The records should be repeated word for word, pictures excluded.

--*--

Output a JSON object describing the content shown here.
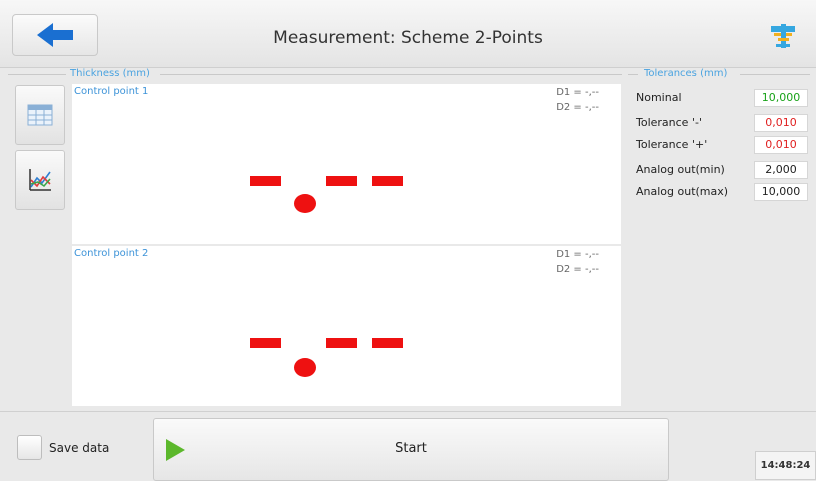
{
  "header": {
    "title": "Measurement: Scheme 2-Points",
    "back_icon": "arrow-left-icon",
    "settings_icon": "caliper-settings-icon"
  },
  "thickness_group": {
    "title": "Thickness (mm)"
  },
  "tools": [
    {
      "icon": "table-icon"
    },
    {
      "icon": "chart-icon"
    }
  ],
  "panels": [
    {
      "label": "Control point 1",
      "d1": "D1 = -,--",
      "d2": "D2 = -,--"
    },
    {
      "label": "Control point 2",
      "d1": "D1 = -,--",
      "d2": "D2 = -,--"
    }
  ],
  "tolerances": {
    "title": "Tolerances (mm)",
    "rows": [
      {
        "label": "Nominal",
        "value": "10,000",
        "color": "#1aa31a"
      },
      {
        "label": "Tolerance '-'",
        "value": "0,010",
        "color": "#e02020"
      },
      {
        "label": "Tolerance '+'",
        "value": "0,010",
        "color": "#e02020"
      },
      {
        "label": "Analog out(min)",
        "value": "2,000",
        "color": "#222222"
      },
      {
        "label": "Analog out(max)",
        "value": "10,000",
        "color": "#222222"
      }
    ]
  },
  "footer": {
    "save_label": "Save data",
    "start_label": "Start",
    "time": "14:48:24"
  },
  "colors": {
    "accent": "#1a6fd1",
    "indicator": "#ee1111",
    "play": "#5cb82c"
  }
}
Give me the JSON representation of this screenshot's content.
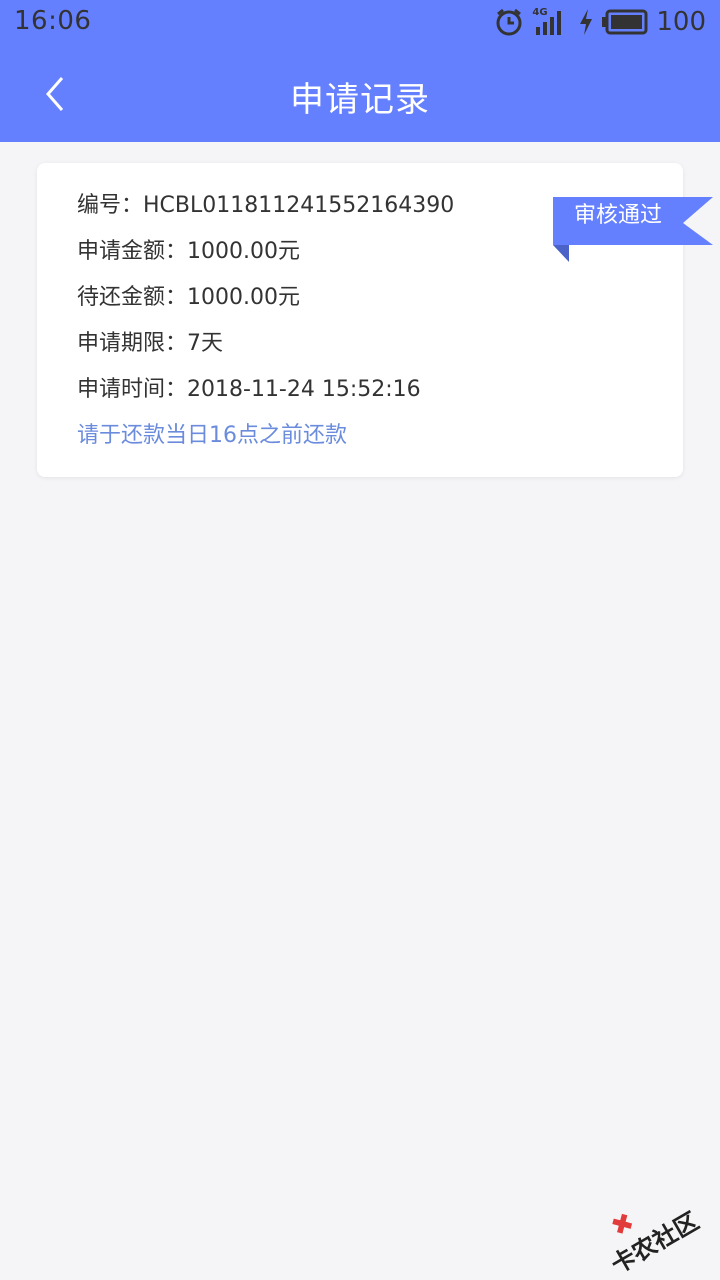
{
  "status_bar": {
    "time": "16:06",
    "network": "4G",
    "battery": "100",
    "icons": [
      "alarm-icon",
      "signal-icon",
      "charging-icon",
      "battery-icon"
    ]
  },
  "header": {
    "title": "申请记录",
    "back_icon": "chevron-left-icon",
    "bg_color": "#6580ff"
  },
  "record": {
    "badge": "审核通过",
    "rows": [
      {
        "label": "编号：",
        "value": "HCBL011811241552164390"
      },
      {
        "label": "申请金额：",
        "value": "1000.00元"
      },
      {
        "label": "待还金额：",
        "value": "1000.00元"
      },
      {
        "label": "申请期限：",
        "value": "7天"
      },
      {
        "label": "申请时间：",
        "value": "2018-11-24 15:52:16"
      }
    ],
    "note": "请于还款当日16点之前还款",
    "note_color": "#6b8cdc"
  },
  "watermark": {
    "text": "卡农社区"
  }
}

--*--

# Full answer
Output a JSON object describing the content shown here.
{
  "header": {
    "title": "Measurement: Scheme 2-Points",
    "back_icon": "arrow-left-icon",
    "settings_icon": "caliper-settings-icon"
  },
  "thickness_group": {
    "title": "Thickness (mm)"
  },
  "tools": [
    {
      "icon": "table-icon"
    },
    {
      "icon": "chart-icon"
    }
  ],
  "panels": [
    {
      "label": "Control point 1",
      "d1": "D1 = -,--",
      "d2": "D2 = -,--"
    },
    {
      "label": "Control point 2",
      "d1": "D1 = -,--",
      "d2": "D2 = -,--"
    }
  ],
  "tolerances": {
    "title": "Tolerances (mm)",
    "rows": [
      {
        "label": "Nominal",
        "value": "10,000",
        "color": "#1aa31a"
      },
      {
        "label": "Tolerance '-'",
        "value": "0,010",
        "color": "#e02020"
      },
      {
        "label": "Tolerance '+'",
        "value": "0,010",
        "color": "#e02020"
      },
      {
        "label": "Analog out(min)",
        "value": "2,000",
        "color": "#222222"
      },
      {
        "label": "Analog out(max)",
        "value": "10,000",
        "color": "#222222"
      }
    ]
  },
  "footer": {
    "save_label": "Save data",
    "start_label": "Start",
    "time": "14:48:24"
  },
  "colors": {
    "accent": "#1a6fd1",
    "indicator": "#ee1111",
    "play": "#5cb82c"
  }
}
Give me the JSON representation of this screenshot's content.
{
  "status_bar": {
    "time": "16:06",
    "network": "4G",
    "battery": "100",
    "icons": [
      "alarm-icon",
      "signal-icon",
      "charging-icon",
      "battery-icon"
    ]
  },
  "header": {
    "title": "申请记录",
    "back_icon": "chevron-left-icon",
    "bg_color": "#6580ff"
  },
  "record": {
    "badge": "审核通过",
    "rows": [
      {
        "label": "编号：",
        "value": "HCBL011811241552164390"
      },
      {
        "label": "申请金额：",
        "value": "1000.00元"
      },
      {
        "label": "待还金额：",
        "value": "1000.00元"
      },
      {
        "label": "申请期限：",
        "value": "7天"
      },
      {
        "label": "申请时间：",
        "value": "2018-11-24 15:52:16"
      }
    ],
    "note": "请于还款当日16点之前还款",
    "note_color": "#6b8cdc"
  },
  "watermark": {
    "text": "卡农社区"
  }
}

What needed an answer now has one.